▶ [Exercise instructions]:
Present every line in which the string "点时的成像情况相似" appears.

.....

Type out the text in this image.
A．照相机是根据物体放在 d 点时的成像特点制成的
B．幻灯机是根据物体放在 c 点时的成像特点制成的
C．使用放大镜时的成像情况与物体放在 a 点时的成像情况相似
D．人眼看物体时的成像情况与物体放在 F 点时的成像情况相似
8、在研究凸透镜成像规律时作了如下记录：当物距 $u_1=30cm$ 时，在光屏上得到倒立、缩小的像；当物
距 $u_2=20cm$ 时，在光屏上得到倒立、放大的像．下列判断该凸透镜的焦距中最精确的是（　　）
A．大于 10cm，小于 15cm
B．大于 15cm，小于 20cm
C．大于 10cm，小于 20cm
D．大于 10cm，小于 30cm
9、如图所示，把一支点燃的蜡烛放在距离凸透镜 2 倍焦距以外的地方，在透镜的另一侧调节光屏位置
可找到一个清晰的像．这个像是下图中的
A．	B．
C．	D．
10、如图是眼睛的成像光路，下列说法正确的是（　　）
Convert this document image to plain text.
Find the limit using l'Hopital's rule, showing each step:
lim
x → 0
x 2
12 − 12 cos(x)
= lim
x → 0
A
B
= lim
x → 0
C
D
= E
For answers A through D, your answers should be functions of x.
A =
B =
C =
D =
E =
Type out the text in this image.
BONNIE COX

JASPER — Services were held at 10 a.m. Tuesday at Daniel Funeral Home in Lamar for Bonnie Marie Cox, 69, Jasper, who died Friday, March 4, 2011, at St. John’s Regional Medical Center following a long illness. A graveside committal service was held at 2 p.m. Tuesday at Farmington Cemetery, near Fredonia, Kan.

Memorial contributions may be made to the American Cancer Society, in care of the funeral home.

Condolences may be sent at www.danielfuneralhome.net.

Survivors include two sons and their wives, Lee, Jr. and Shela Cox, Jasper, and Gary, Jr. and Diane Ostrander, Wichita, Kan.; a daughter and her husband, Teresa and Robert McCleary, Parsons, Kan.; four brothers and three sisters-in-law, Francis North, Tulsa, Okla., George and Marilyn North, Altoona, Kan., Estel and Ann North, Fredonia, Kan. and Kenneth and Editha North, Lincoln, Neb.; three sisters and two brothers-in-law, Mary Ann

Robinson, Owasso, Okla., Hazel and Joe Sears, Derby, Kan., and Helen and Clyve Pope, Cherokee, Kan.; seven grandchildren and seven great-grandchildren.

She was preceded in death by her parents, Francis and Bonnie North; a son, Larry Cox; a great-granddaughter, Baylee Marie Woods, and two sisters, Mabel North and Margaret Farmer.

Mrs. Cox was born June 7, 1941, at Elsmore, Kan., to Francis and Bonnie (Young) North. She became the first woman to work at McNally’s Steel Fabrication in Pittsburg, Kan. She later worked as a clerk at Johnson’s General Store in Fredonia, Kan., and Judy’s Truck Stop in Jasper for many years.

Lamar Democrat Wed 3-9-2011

.....

▶ [Completed task]:
C．使用放大镜时的成像情况与物体放在 a 点时的成像情况相似
D．人眼看物体时的成像情况与物体放在 F 点时的成像情况相似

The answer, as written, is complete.